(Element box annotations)
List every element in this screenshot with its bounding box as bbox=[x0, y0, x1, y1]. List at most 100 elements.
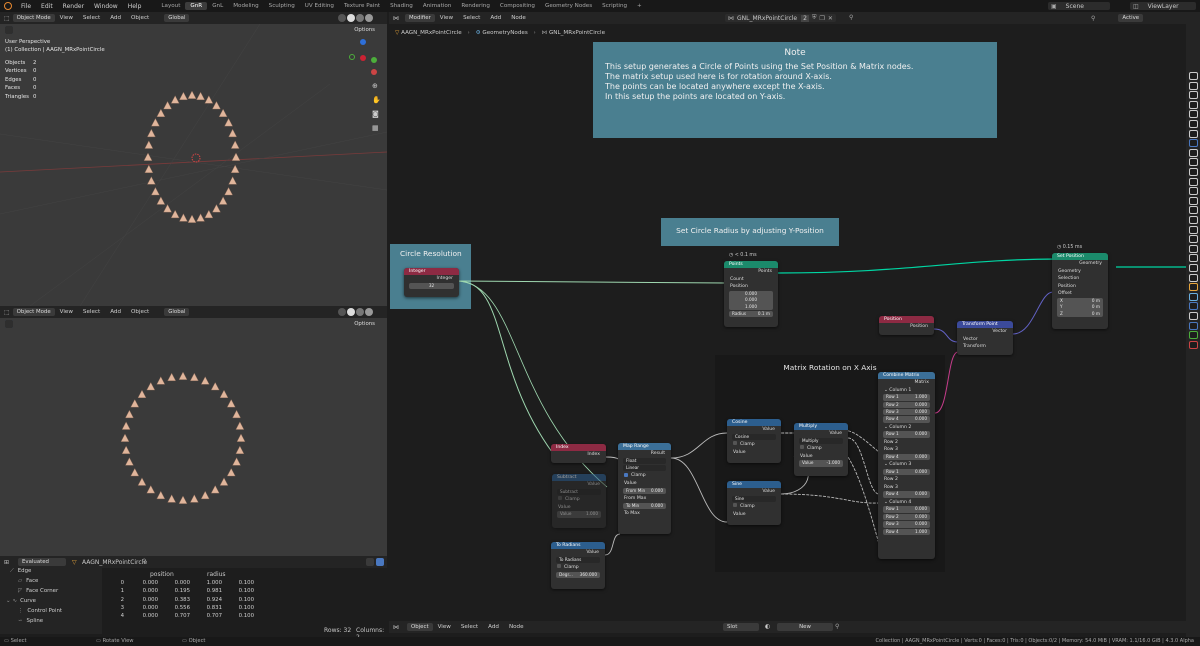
footer-menu-select[interactable]: Select bbox=[456, 624, 483, 630]
blender-logo-icon[interactable] bbox=[4, 2, 12, 10]
y-axis-positive-icon[interactable] bbox=[371, 57, 377, 63]
matrix-row-field[interactable]: Row 1 0.000 bbox=[883, 506, 930, 513]
vector-z-field[interactable]: 1.000 bbox=[729, 303, 773, 310]
shading-buttons[interactable] bbox=[338, 14, 373, 22]
material-tab-icon[interactable] bbox=[1189, 196, 1198, 205]
workspace-tab-layout[interactable]: Layout bbox=[156, 2, 185, 10]
user-count[interactable]: 2 bbox=[801, 14, 809, 22]
clamp-checkbox[interactable]: Clamp bbox=[551, 564, 605, 572]
workspace-tab-gnl[interactable]: GnL bbox=[207, 2, 228, 10]
matrix-column-label[interactable]: ⌄ Column 1 bbox=[878, 387, 935, 395]
wireframe-shading-icon[interactable] bbox=[338, 308, 346, 316]
viewport-menu-add[interactable]: Add bbox=[105, 309, 126, 315]
position-node[interactable]: Position Position bbox=[879, 316, 934, 335]
physics-tab-icon[interactable] bbox=[1189, 273, 1198, 282]
texture-tab-icon[interactable] bbox=[1189, 206, 1198, 215]
menu-file[interactable]: File bbox=[16, 3, 36, 10]
to-min-field[interactable]: To Min 0.000 bbox=[623, 502, 666, 509]
editor-type-icon[interactable]: ⬚ bbox=[4, 309, 10, 316]
viewport-menu-select[interactable]: Select bbox=[78, 15, 105, 21]
navigation-gizmo[interactable] bbox=[343, 37, 383, 79]
clamp-checkbox[interactable]: Clamp bbox=[727, 441, 781, 449]
combine-matrix-node[interactable]: Combine Matrix Matrix ⌄ Column 1 Row 1 1.0… bbox=[878, 372, 935, 559]
geometry-nodes-type-dropdown[interactable]: Modifier bbox=[405, 14, 435, 22]
radius-field[interactable]: Radius 0.1 m bbox=[729, 310, 773, 318]
data-tab-icon[interactable] bbox=[1189, 331, 1198, 340]
object-mode-dropdown[interactable]: Object Mode bbox=[12, 14, 55, 22]
matrix-row-field[interactable]: Row 3 0.000 bbox=[883, 521, 930, 528]
viewport-menu-object[interactable]: Object bbox=[126, 15, 154, 21]
matrix-row-field[interactable]: Row 4 0.000 bbox=[883, 491, 930, 498]
points-node[interactable]: Points Points Count Position 0.000 0.000… bbox=[724, 261, 778, 327]
editor-type-icon[interactable]: ⋈ bbox=[393, 15, 399, 22]
physics-tab-icon[interactable] bbox=[1189, 312, 1198, 320]
multiply-node[interactable]: Multiply Value Multiply Clamp Value Valu… bbox=[794, 423, 848, 476]
matrix-row-field[interactable]: Row 4 0.000 bbox=[883, 416, 930, 423]
map-range-node[interactable]: Map Range Result Float Linear Clamp Valu… bbox=[618, 443, 671, 534]
viewport-menu-select[interactable]: Select bbox=[78, 309, 105, 315]
viewport-menu-object[interactable]: Object bbox=[126, 309, 154, 315]
workspace-tab-modeling[interactable]: Modeling bbox=[228, 2, 263, 10]
footer-menu-node[interactable]: Node bbox=[504, 624, 529, 630]
solid-shading-icon[interactable] bbox=[347, 308, 355, 316]
column-header-radius[interactable]: radius bbox=[207, 571, 226, 578]
subtract-value-field[interactable]: Value 1.000 bbox=[557, 511, 601, 518]
interpolation-dropdown[interactable]: Linear bbox=[623, 464, 666, 472]
from-min-field[interactable]: From Min 0.000 bbox=[623, 487, 666, 494]
object-tab-icon[interactable] bbox=[1189, 283, 1198, 292]
modifier-tab-icon[interactable] bbox=[1189, 254, 1198, 263]
solid-shading-icon[interactable] bbox=[347, 14, 355, 22]
matrix-column-label[interactable]: ⌄ Column 2 bbox=[878, 424, 935, 432]
workspace-tab-scripting[interactable]: Scripting bbox=[597, 2, 632, 10]
scene-tab-icon[interactable] bbox=[1189, 110, 1198, 119]
modifier-tab-icon[interactable] bbox=[1189, 148, 1198, 157]
workspace-tab-rendering[interactable]: Rendering bbox=[456, 2, 495, 10]
menu-edit[interactable]: Edit bbox=[36, 3, 58, 10]
workspace-tab-compositing[interactable]: Compositing bbox=[495, 2, 540, 10]
node-menu-node[interactable]: Node bbox=[506, 15, 531, 21]
domain-item-face[interactable]: ▱ Face bbox=[18, 578, 38, 587]
operation-dropdown[interactable]: Sine bbox=[732, 495, 776, 502]
scene-tab-icon[interactable] bbox=[1189, 216, 1198, 224]
node-canvas[interactable]: ▽ AAGN_MRxPointCircle › ⚙ GeometryNodes … bbox=[389, 24, 1191, 637]
pin-icon[interactable]: ⚲ bbox=[1091, 15, 1095, 22]
viewport-bottom[interactable]: Options bbox=[0, 318, 387, 556]
matrix-row-field[interactable]: Row 4 0.000 bbox=[883, 453, 930, 461]
pan-hand-icon[interactable]: ✋ bbox=[372, 96, 381, 104]
cosine-node[interactable]: Cosine Value Cosine Clamp Value bbox=[727, 419, 781, 463]
node-menu-view[interactable]: View bbox=[435, 15, 458, 21]
operation-dropdown[interactable]: Multiply bbox=[799, 437, 843, 444]
integer-value-field[interactable]: 32 bbox=[409, 282, 454, 289]
physics-tab-icon[interactable] bbox=[1189, 168, 1198, 176]
object-tab-icon[interactable] bbox=[1189, 139, 1198, 148]
slot-dropdown[interactable]: Slot bbox=[723, 623, 759, 631]
matrix-row-field[interactable]: Row 2 0.000 bbox=[883, 401, 930, 408]
camera-icon[interactable]: ◙ bbox=[372, 110, 380, 118]
viewport-menu-add[interactable]: Add bbox=[105, 15, 126, 21]
zoom-icon[interactable]: ⊕ bbox=[372, 82, 380, 90]
editor-type-icon[interactable]: ⋈ bbox=[393, 624, 399, 631]
add-workspace-button[interactable]: + bbox=[632, 2, 647, 10]
node-group-selector[interactable]: ⋈ GNL_MRxPointCircle 2 ⛨ ❐ ✕ bbox=[725, 14, 836, 22]
integer-node[interactable]: Integer Integer 32 bbox=[404, 268, 459, 297]
degrees-field[interactable]: Degr... 360.000 bbox=[556, 571, 600, 578]
z-axis-icon[interactable] bbox=[360, 39, 366, 45]
fake-user-icon[interactable]: ⛨ bbox=[812, 14, 817, 22]
workspace-tab-geometry-nodes[interactable]: Geometry Nodes bbox=[540, 2, 597, 10]
workspace-tab-texture-paint[interactable]: Texture Paint bbox=[339, 2, 385, 10]
output-tab-icon[interactable] bbox=[1189, 91, 1198, 100]
pin-icon[interactable]: ⚲ bbox=[142, 558, 146, 565]
workspace-tab-shading[interactable]: Shading bbox=[385, 2, 418, 10]
context-dropdown[interactable]: Object bbox=[407, 623, 433, 631]
view-layer-tab-icon[interactable] bbox=[1189, 100, 1198, 109]
collection-tab-icon[interactable] bbox=[1189, 129, 1198, 138]
matrix-row-field[interactable]: Row 4 1.000 bbox=[883, 528, 930, 536]
evaluation-dropdown[interactable]: Evaluated bbox=[18, 558, 66, 566]
operation-dropdown[interactable]: To Radians bbox=[556, 556, 600, 563]
matrix-row-field[interactable]: Row 1 0.000 bbox=[883, 468, 930, 476]
filter-icon[interactable] bbox=[376, 558, 384, 566]
domain-item-control-point[interactable]: ⋮ Control Point bbox=[18, 608, 62, 617]
render-tab-icon[interactable] bbox=[1189, 81, 1198, 90]
sine-node[interactable]: Sine Value Sine Clamp Value bbox=[727, 481, 781, 525]
toggle-selection-icon[interactable] bbox=[366, 558, 374, 566]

→ **Problem statement**:
Please reproduce the data verbatim, from the line containing "624, 483, 630]" down to the line containing "radius-field[interactable]: Radius 0.1", including both of those lines.

→ **Exercise answer**:
footer-menu-select[interactable]: Select bbox=[456, 624, 483, 630]
blender-logo-icon[interactable] bbox=[4, 2, 12, 10]
y-axis-positive-icon[interactable] bbox=[371, 57, 377, 63]
matrix-row-field[interactable]: Row 1 0.000 bbox=[883, 506, 930, 513]
vector-z-field[interactable]: 1.000 bbox=[729, 303, 773, 310]
shading-buttons[interactable] bbox=[338, 14, 373, 22]
material-tab-icon[interactable] bbox=[1189, 196, 1198, 205]
workspace-tab-layout[interactable]: Layout bbox=[156, 2, 185, 10]
user-count[interactable]: 2 bbox=[801, 14, 809, 22]
clamp-checkbox[interactable]: Clamp bbox=[551, 564, 605, 572]
workspace-tab-gnl[interactable]: GnL bbox=[207, 2, 228, 10]
matrix-column-label[interactable]: ⌄ Column 1 bbox=[878, 387, 935, 395]
wireframe-shading-icon[interactable] bbox=[338, 308, 346, 316]
viewport-menu-add[interactable]: Add bbox=[105, 309, 126, 315]
position-node[interactable]: Position Position bbox=[879, 316, 934, 335]
physics-tab-icon[interactable] bbox=[1189, 273, 1198, 282]
texture-tab-icon[interactable] bbox=[1189, 206, 1198, 215]
menu-file[interactable]: File bbox=[16, 3, 36, 10]
to-min-field[interactable]: To Min 0.000 bbox=[623, 502, 666, 509]
editor-type-icon[interactable]: ⬚ bbox=[4, 309, 10, 316]
viewport-menu-select[interactable]: Select bbox=[78, 15, 105, 21]
navigation-gizmo[interactable] bbox=[343, 37, 383, 79]
clamp-checkbox[interactable]: Clamp bbox=[727, 441, 781, 449]
combine-matrix-node[interactable]: Combine Matrix Matrix ⌄ Column 1 Row 1 1.0… bbox=[878, 372, 935, 559]
geometry-nodes-type-dropdown[interactable]: Modifier bbox=[405, 14, 435, 22]
radius-field[interactable]: Radius 0.1 m bbox=[729, 310, 773, 318]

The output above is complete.